WRITTEN PROBLEM> All of the material below is to be retyped exactly.

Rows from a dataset
====

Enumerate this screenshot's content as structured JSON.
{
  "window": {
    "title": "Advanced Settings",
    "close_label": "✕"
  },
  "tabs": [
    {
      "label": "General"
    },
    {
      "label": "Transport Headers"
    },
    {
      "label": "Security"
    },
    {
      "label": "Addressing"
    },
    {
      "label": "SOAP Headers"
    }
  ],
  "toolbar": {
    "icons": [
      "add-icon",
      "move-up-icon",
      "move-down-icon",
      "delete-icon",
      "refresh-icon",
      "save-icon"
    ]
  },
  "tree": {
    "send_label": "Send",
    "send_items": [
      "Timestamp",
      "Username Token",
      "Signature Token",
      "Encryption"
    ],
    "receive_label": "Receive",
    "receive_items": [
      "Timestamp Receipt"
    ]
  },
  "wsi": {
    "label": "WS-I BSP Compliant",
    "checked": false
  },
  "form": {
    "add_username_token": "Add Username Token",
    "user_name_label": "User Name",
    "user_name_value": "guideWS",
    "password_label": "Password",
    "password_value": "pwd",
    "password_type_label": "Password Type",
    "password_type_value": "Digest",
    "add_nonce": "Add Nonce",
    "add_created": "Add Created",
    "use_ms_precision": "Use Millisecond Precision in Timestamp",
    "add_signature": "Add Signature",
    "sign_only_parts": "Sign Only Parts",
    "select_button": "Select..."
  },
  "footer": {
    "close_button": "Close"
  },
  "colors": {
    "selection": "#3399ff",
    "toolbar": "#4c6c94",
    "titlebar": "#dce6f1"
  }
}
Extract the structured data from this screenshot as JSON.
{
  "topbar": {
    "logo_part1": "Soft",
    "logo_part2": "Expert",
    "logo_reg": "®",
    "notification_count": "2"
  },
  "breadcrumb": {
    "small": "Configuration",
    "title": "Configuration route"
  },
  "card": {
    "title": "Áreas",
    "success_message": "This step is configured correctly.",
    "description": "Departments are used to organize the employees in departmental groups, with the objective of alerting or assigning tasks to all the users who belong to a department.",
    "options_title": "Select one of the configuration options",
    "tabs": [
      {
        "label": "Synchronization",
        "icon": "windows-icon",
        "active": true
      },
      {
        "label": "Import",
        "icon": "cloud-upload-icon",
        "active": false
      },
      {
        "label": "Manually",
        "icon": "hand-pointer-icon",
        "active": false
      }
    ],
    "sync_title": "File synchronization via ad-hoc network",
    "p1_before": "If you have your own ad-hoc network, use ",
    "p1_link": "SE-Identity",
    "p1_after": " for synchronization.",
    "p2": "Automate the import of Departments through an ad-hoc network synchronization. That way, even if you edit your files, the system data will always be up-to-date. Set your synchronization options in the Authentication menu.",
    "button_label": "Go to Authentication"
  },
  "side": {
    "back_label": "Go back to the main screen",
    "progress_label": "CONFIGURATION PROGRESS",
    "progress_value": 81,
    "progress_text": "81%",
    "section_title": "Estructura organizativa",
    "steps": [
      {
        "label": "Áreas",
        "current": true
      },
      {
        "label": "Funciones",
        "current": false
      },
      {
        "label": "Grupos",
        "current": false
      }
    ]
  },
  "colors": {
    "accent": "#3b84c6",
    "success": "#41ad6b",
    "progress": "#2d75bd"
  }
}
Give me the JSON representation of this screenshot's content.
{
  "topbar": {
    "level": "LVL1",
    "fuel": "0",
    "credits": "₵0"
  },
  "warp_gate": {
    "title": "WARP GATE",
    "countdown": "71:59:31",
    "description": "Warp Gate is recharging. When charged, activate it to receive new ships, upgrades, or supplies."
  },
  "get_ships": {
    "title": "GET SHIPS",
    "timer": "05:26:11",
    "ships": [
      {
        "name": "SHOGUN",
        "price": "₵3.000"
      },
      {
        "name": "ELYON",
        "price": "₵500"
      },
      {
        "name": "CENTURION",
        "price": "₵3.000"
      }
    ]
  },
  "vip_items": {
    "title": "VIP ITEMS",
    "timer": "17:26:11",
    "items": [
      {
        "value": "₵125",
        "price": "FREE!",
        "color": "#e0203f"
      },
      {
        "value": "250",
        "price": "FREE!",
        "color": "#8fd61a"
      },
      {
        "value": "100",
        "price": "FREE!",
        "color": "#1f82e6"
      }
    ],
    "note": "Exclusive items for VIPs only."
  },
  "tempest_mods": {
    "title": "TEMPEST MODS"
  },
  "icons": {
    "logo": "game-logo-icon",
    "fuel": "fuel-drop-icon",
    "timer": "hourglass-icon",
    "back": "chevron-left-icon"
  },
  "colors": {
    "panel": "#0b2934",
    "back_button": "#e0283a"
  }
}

====

TASK RESPONSE>
Enumerate this screenshot's content as structured JSON.
{
  "window": {
    "title": "Advanced Settings",
    "close_label": "✕"
  },
  "tabs": [
    {
      "label": "General"
    },
    {
      "label": "Transport Headers"
    },
    {
      "label": "Security"
    },
    {
      "label": "Addressing"
    },
    {
      "label": "SOAP Headers"
    }
  ],
  "toolbar": {
    "icons": [
      "add-icon",
      "move-up-icon",
      "move-down-icon",
      "delete-icon",
      "refresh-icon",
      "save-icon"
    ]
  },
  "tree": {
    "send_label": "Send",
    "send_items": [
      "Timestamp",
      "Username Token",
      "Signature Token",
      "Encryption"
    ],
    "receive_label": "Receive",
    "receive_items": [
      "Timestamp Receipt"
    ]
  },
  "wsi": {
    "label": "WS-I BSP Compliant",
    "checked": false
  },
  "form": {
    "add_username_token": "Add Username Token",
    "user_name_label": "User Name",
    "user_name_value": "guideWS",
    "password_label": "Password",
    "password_value": "pwd",
    "password_type_label": "Password Type",
    "password_type_value": "Digest",
    "add_nonce": "Add Nonce",
    "add_created": "Add Created",
    "use_ms_precision": "Use Millisecond Precision in Timestamp",
    "add_signature": "Add Signature",
    "sign_only_parts": "Sign Only Parts",
    "select_button": "Select..."
  },
  "footer": {
    "close_button": "Close"
  },
  "colors": {
    "selection": "#3399ff",
    "toolbar": "#4c6c94",
    "titlebar": "#dce6f1"
  }
}
Extract the structured data from this screenshot as JSON.
{
  "topbar": {
    "logo_part1": "Soft",
    "logo_part2": "Expert",
    "logo_reg": "®",
    "notification_count": "2"
  },
  "breadcrumb": {
    "small": "Configuration",
    "title": "Configuration route"
  },
  "card": {
    "title": "Áreas",
    "success_message": "This step is configured correctly.",
    "description": "Departments are used to organize the employees in departmental groups, with the objective of alerting or assigning tasks to all the users who belong to a department.",
    "options_title": "Select one of the configuration options",
    "tabs": [
      {
        "label": "Synchronization",
        "icon": "windows-icon",
        "active": true
      },
      {
        "label": "Import",
        "icon": "cloud-upload-icon",
        "active": false
      },
      {
        "label": "Manually",
        "icon": "hand-pointer-icon",
        "active": false
      }
    ],
    "sync_title": "File synchronization via ad-hoc network",
    "p1_before": "If you have your own ad-hoc network, use ",
    "p1_link": "SE-Identity",
    "p1_after": " for synchronization.",
    "p2": "Automate the import of Departments through an ad-hoc network synchronization. That way, even if you edit your files, the system data will always be up-to-date. Set your synchronization options in the Authentication menu.",
    "button_label": "Go to Authentication"
  },
  "side": {
    "back_label": "Go back to the main screen",
    "progress_label": "CONFIGURATION PROGRESS",
    "progress_value": 81,
    "progress_text": "81%",
    "section_title": "Estructura organizativa",
    "steps": [
      {
        "label": "Áreas",
        "current": true
      },
      {
        "label": "Funciones",
        "current": false
      },
      {
        "label": "Grupos",
        "current": false
      }
    ]
  },
  "colors": {
    "accent": "#3b84c6",
    "success": "#41ad6b",
    "progress": "#2d75bd"
  }
}
Give me the JSON representation of this screenshot's content.
{
  "topbar": {
    "level": "LVL1",
    "fuel": "0",
    "credits": "₵0"
  },
  "warp_gate": {
    "title": "WARP GATE",
    "countdown": "71:59:31",
    "description": "Warp Gate is recharging. When charged, activate it to receive new ships, upgrades, or supplies."
  },
  "get_ships": {
    "title": "GET SHIPS",
    "timer": "05:26:11",
    "ships": [
      {
        "name": "SHOGUN",
        "price": "₵3.000"
      },
      {
        "name": "ELYON",
        "price": "₵500"
      },
      {
        "name": "CENTURION",
        "price": "₵3.000"
      }
    ]
  },
  "vip_items": {
    "title": "VIP ITEMS",
    "timer": "17:26:11",
    "items": [
      {
        "value": "₵125",
        "price": "FREE!",
        "color": "#e0203f"
      },
      {
        "value": "250",
        "price": "FREE!",
        "color": "#8fd61a"
      },
      {
        "value": "100",
        "price": "FREE!",
        "color": "#1f82e6"
      }
    ],
    "note": "Exclusive items for VIPs only."
  },
  "tempest_mods": {
    "title": "TEMPEST MODS"
  },
  "icons": {
    "logo": "game-logo-icon",
    "fuel": "fuel-drop-icon",
    "timer": "hourglass-icon",
    "back": "chevron-left-icon"
  },
  "colors": {
    "panel": "#0b2934",
    "back_button": "#e0283a"
  }
}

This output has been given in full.